| SET PROBLEM |
Retype each record shown below, leaving every character as it is.

| EXTRACTED DATA |
^^^^

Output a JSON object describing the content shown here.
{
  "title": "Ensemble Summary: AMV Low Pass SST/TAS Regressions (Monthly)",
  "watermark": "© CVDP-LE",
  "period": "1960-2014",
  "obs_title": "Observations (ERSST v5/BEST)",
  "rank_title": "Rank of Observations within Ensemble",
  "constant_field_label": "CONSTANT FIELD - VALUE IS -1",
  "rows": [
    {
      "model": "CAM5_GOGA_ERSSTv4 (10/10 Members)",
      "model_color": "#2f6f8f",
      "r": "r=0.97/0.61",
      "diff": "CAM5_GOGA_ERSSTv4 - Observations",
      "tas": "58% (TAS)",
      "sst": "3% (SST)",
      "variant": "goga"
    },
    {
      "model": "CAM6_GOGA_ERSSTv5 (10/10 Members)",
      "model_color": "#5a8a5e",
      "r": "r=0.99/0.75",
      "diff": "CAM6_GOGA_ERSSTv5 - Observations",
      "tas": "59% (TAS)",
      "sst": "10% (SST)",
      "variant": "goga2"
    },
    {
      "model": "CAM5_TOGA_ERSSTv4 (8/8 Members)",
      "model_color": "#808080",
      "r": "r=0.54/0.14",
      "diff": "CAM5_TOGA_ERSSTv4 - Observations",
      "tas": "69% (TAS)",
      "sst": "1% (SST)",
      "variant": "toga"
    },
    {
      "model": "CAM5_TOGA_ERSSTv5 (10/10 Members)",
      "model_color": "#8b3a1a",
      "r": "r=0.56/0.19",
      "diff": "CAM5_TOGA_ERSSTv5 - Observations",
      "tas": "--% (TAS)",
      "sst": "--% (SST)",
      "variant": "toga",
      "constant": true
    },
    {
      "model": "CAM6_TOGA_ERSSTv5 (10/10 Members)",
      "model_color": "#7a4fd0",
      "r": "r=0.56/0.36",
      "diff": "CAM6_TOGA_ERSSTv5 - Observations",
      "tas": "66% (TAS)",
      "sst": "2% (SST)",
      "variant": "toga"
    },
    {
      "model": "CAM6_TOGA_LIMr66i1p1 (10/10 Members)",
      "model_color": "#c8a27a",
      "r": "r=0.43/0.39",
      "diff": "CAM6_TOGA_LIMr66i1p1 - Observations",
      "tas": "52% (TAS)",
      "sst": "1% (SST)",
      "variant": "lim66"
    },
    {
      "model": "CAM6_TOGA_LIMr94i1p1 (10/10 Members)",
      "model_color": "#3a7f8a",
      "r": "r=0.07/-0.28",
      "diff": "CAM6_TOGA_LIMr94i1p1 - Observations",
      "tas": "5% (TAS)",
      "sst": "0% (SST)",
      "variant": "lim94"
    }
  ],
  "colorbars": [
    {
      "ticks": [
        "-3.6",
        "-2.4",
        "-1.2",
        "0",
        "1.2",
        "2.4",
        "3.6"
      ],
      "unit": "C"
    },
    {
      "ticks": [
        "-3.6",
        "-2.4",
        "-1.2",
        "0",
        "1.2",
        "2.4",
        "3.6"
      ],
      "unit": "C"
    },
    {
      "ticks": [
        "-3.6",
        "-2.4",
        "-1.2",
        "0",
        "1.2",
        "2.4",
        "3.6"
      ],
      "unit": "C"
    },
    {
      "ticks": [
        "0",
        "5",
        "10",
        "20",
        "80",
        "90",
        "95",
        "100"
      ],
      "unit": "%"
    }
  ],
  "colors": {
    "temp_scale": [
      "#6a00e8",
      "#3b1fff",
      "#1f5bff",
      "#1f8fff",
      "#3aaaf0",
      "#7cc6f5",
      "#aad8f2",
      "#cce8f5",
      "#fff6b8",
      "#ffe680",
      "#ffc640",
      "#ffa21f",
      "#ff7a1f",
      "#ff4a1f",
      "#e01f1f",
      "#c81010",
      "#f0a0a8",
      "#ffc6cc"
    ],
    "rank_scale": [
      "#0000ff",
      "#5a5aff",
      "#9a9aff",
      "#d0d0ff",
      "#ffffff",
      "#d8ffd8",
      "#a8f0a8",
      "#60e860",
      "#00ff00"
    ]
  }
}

^^^^

| RESPONSE FOR THIS EXERCISE |
Output a JSON object describing the content shown here.
{
  "title": "Ensemble Summary: AMV Low Pass SST/TAS Regressions (Monthly)",
  "watermark": "© CVDP-LE",
  "period": "1960-2014",
  "obs_title": "Observations (ERSST v5/BEST)",
  "rank_title": "Rank of Observations within Ensemble",
  "constant_field_label": "CONSTANT FIELD - VALUE IS -1",
  "rows": [
    {
      "model": "CAM5_GOGA_ERSSTv4 (10/10 Members)",
      "model_color": "#2f6f8f",
      "r": "r=0.97/0.61",
      "diff": "CAM5_GOGA_ERSSTv4 - Observations",
      "tas": "58% (TAS)",
      "sst": "3% (SST)",
      "variant": "goga"
    },
    {
      "model": "CAM6_GOGA_ERSSTv5 (10/10 Members)",
      "model_color": "#5a8a5e",
      "r": "r=0.99/0.75",
      "diff": "CAM6_GOGA_ERSSTv5 - Observations",
      "tas": "59% (TAS)",
      "sst": "10% (SST)",
      "variant": "goga2"
    },
    {
      "model": "CAM5_TOGA_ERSSTv4 (8/8 Members)",
      "model_color": "#808080",
      "r": "r=0.54/0.14",
      "diff": "CAM5_TOGA_ERSSTv4 - Observations",
      "tas": "69% (TAS)",
      "sst": "1% (SST)",
      "variant": "toga"
    },
    {
      "model": "CAM5_TOGA_ERSSTv5 (10/10 Members)",
      "model_color": "#8b3a1a",
      "r": "r=0.56/0.19",
      "diff": "CAM5_TOGA_ERSSTv5 - Observations",
      "tas": "--% (TAS)",
      "sst": "--% (SST)",
      "variant": "toga",
      "constant": true
    },
    {
      "model": "CAM6_TOGA_ERSSTv5 (10/10 Members)",
      "model_color": "#7a4fd0",
      "r": "r=0.56/0.36",
      "diff": "CAM6_TOGA_ERSSTv5 - Observations",
      "tas": "66% (TAS)",
      "sst": "2% (SST)",
      "variant": "toga"
    },
    {
      "model": "CAM6_TOGA_LIMr66i1p1 (10/10 Members)",
      "model_color": "#c8a27a",
      "r": "r=0.43/0.39",
      "diff": "CAM6_TOGA_LIMr66i1p1 - Observations",
      "tas": "52% (TAS)",
      "sst": "1% (SST)",
      "variant": "lim66"
    },
    {
      "model": "CAM6_TOGA_LIMr94i1p1 (10/10 Members)",
      "model_color": "#3a7f8a",
      "r": "r=0.07/-0.28",
      "diff": "CAM6_TOGA_LIMr94i1p1 - Observations",
      "tas": "5% (TAS)",
      "sst": "0% (SST)",
      "variant": "lim94"
    }
  ],
  "colorbars": [
    {
      "ticks": [
        "-3.6",
        "-2.4",
        "-1.2",
        "0",
        "1.2",
        "2.4",
        "3.6"
      ],
      "unit": "C"
    },
    {
      "ticks": [
        "-3.6",
        "-2.4",
        "-1.2",
        "0",
        "1.2",
        "2.4",
        "3.6"
      ],
      "unit": "C"
    },
    {
      "ticks": [
        "-3.6",
        "-2.4",
        "-1.2",
        "0",
        "1.2",
        "2.4",
        "3.6"
      ],
      "unit": "C"
    },
    {
      "ticks": [
        "0",
        "5",
        "10",
        "20",
        "80",
        "90",
        "95",
        "100"
      ],
      "unit": "%"
    }
  ],
  "colors": {
    "temp_scale": [
      "#6a00e8",
      "#3b1fff",
      "#1f5bff",
      "#1f8fff",
      "#3aaaf0",
      "#7cc6f5",
      "#aad8f2",
      "#cce8f5",
      "#fff6b8",
      "#ffe680",
      "#ffc640",
      "#ffa21f",
      "#ff7a1f",
      "#ff4a1f",
      "#e01f1f",
      "#c81010",
      "#f0a0a8",
      "#ffc6cc"
    ],
    "rank_scale": [
      "#0000ff",
      "#5a5aff",
      "#9a9aff",
      "#d0d0ff",
      "#ffffff",
      "#d8ffd8",
      "#a8f0a8",
      "#60e860",
      "#00ff00"
    ]
  }
}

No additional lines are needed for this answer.